* _PROBLEM REQUIREMENTS_
Return each line of the rows below that contains the string "peak", copying every such line in full.

------------------------

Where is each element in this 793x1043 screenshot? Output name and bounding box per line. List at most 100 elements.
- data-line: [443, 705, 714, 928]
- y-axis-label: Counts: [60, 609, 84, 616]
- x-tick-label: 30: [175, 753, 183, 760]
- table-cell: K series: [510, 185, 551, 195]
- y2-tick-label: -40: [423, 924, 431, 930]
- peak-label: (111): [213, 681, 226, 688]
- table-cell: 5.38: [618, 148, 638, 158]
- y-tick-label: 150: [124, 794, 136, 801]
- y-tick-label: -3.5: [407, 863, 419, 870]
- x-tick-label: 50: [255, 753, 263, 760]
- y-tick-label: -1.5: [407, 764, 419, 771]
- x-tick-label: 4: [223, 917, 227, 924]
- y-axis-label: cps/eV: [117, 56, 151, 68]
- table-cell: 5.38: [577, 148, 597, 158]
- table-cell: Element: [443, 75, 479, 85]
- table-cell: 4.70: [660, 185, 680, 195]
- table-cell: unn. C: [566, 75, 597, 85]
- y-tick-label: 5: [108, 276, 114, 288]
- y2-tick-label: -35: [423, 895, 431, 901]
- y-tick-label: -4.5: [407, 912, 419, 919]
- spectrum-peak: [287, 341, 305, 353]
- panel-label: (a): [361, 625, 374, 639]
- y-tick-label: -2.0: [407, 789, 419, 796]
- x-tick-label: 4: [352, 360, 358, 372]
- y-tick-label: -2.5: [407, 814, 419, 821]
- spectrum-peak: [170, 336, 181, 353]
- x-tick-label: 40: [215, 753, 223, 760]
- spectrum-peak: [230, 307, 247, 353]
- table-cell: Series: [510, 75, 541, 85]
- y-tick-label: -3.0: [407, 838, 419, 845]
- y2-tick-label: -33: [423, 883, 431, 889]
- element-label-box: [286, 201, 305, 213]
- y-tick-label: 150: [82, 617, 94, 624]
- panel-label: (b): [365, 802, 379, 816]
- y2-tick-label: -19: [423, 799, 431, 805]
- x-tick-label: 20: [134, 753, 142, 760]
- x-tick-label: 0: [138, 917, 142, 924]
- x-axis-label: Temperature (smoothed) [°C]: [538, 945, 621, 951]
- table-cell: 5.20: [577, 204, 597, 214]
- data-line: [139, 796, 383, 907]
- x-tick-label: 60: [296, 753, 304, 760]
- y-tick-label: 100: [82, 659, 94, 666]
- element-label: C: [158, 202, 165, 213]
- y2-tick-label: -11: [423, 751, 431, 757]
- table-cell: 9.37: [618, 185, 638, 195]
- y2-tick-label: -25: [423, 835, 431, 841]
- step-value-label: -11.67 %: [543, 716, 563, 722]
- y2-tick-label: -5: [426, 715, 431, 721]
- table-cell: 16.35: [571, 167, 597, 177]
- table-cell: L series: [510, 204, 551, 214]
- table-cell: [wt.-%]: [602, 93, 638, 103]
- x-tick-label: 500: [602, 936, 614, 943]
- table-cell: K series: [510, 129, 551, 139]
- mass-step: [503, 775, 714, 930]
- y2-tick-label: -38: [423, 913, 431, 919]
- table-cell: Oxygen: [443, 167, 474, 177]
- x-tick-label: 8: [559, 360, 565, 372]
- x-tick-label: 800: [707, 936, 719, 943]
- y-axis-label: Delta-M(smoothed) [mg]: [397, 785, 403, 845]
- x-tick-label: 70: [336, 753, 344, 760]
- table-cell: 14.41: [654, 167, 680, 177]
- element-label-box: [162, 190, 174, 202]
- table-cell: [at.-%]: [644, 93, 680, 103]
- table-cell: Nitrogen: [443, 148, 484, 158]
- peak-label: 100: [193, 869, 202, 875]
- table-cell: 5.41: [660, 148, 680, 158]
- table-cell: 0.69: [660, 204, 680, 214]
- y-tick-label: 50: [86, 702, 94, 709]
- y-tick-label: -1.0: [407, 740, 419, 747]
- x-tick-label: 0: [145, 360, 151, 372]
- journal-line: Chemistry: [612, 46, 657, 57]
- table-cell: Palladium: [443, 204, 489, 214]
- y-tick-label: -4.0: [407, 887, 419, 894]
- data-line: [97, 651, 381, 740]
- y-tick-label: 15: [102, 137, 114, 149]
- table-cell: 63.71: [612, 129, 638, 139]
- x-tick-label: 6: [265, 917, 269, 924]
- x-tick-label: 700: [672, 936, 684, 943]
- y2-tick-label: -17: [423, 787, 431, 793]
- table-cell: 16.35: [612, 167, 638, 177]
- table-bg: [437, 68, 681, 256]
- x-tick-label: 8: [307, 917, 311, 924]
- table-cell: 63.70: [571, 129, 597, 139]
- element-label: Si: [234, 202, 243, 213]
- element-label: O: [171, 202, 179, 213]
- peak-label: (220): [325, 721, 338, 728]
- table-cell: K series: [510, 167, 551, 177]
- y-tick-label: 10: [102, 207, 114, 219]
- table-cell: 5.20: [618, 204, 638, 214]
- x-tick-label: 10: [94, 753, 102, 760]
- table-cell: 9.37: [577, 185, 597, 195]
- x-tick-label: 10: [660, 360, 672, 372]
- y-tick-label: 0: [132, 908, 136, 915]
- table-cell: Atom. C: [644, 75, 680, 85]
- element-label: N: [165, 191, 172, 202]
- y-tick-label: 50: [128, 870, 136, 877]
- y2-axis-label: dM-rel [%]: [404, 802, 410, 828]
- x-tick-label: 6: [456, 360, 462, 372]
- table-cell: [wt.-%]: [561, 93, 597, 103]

------------------------

* _ANSWER_
- peak-label: (111): [213, 681, 226, 688]
- spectrum-peak: [287, 341, 305, 353]
- spectrum-peak: [170, 336, 181, 353]
- spectrum-peak: [230, 307, 247, 353]
- peak-label: 100: [193, 869, 202, 875]
- peak-label: (220): [325, 721, 338, 728]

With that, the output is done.